__SOURCE TEXT__.
════════════════════
Ellen M. Rangos v. Commissioner., United States Tax Court - Memorandum Decision, T.C. Memo. 1998-130, Docket Nos. 20840-96, 22733-96., Filed April 6, 1998
Ellen M. Rangos v. Commissioner.
United States Tax Court - Memorandum Decision
T.C. Memo. 1998-130
Docket Nos. 20840-96, 22733-96.
Filed April 6, 1998.
Mark Clement, Pittsburgh, Pa., for the petitioner. John M. Zoscak, Jr., for the respondent.
MEMORANDUM FINDINGS OF FACT AND OPINION
JACOBS, Judge: By separate notices of deficiency, respondent determined the following deficiencies, addition, and accuracy-related penalties with respect to petitioner's Federal income taxes:
Unless otherwise indicated, all section references are to the Internal Revenue Code for the years under consideration. All Rule references are to the Tax Court Rules of Practice and Procedure.
These cases were consolidated for trial, briefing, and opinion.
Following concessions by respondent, the issue remaining for decision concerns the characterization (alimony, as respondent contends, or a property settlement, as petitioner contends) of payments made by petitioner's former husband for the purpose of providing petitioner with an automobile in 1991 and 1994. If the payments are determined to be alimony, then they are taxable to petitioner; if they are determined to be in the nature of a property settlement, then they are nontaxable.
════════════════════
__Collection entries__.

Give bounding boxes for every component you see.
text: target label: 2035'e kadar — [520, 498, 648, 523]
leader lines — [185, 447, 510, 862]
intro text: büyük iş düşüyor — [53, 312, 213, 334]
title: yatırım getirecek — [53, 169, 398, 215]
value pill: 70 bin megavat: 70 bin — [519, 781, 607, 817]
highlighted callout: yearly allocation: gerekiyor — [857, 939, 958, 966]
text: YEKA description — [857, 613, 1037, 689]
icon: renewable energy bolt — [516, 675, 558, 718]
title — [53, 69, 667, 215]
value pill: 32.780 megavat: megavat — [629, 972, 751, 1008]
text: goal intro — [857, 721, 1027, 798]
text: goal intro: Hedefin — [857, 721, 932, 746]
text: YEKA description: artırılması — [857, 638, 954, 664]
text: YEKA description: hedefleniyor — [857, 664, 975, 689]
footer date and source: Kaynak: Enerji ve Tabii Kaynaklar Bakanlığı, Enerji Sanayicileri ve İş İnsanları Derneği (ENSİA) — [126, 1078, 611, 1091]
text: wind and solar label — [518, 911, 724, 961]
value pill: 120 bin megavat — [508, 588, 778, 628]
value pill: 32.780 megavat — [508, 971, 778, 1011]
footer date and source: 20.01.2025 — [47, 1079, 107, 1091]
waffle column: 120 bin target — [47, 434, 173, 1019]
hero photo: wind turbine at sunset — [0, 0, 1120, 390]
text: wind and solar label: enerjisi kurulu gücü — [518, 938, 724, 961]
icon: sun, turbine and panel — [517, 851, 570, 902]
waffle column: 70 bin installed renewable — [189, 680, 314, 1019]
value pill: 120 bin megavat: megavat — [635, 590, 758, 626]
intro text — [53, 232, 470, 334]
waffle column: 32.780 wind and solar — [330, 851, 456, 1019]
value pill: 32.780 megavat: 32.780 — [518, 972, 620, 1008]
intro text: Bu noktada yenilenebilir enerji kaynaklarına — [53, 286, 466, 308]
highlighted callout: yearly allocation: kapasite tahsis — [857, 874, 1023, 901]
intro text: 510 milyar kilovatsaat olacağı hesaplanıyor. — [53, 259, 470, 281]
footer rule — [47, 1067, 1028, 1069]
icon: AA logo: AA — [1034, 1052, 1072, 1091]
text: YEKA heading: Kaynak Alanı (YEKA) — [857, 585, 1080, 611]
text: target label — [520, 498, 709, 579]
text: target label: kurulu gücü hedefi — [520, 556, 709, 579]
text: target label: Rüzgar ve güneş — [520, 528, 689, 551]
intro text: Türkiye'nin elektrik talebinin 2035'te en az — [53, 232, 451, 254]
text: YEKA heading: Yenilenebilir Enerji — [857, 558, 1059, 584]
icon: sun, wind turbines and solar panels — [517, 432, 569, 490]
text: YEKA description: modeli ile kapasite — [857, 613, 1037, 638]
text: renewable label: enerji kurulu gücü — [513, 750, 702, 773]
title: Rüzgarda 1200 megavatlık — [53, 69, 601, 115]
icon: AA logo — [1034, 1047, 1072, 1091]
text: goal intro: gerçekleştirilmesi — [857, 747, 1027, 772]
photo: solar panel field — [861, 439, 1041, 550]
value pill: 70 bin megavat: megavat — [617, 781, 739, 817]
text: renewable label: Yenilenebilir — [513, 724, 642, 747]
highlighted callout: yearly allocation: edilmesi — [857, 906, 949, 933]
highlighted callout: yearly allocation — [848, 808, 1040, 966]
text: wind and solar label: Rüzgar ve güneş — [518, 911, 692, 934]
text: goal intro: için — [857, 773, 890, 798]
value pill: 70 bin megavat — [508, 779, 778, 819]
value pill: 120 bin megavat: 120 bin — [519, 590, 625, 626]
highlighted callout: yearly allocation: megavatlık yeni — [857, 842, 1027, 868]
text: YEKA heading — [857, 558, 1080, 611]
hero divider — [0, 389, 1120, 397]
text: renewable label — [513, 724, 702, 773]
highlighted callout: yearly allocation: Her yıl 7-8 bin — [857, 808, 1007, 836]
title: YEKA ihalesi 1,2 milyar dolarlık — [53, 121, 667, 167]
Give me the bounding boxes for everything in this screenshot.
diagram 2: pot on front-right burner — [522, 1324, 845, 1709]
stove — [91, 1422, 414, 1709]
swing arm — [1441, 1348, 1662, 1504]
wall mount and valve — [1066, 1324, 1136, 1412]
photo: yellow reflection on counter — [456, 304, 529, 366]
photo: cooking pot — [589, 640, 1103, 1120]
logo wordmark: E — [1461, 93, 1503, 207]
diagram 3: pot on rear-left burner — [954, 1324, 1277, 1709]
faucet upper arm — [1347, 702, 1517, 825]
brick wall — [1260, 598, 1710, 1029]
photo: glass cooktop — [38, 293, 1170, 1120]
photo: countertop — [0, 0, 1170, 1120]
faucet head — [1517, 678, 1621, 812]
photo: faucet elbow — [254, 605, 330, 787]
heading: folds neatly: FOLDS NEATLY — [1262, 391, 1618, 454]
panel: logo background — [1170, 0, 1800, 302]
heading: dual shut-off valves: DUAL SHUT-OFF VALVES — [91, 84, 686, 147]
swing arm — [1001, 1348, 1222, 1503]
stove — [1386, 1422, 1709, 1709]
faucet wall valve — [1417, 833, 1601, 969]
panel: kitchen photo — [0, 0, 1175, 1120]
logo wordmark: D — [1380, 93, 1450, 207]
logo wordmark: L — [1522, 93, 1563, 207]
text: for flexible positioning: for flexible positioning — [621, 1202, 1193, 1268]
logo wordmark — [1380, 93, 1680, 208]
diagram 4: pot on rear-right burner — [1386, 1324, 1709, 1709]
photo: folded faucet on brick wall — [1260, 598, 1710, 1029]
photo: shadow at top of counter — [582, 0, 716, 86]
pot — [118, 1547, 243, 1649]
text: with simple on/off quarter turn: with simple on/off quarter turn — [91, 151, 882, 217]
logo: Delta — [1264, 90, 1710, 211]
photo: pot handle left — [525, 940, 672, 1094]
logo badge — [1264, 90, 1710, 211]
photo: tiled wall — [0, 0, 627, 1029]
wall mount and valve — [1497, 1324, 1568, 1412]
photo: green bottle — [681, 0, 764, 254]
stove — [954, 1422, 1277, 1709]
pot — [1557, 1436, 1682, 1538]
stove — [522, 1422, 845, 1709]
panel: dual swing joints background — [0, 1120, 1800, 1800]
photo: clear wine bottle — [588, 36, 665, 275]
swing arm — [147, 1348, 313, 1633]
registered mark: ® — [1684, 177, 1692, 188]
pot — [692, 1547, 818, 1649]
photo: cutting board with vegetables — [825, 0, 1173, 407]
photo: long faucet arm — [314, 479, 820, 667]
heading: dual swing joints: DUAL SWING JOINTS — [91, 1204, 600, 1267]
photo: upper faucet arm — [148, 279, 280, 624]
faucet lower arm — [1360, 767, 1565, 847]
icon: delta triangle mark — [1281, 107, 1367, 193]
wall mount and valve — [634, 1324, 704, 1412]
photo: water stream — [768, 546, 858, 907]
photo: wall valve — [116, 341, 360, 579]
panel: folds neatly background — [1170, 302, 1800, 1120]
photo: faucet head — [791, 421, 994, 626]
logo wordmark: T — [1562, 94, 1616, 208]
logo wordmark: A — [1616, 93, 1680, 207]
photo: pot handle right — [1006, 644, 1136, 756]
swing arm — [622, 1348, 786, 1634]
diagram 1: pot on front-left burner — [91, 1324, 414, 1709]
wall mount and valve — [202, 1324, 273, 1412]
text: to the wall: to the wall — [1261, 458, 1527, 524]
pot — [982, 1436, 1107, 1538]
════════════════════
__STATED TASK__. According to the Tax Court decision, in which years did the petitioner's former husband make payments to provide her with an automobile?

__SOLVED PROBLEM__. 1991 and 1994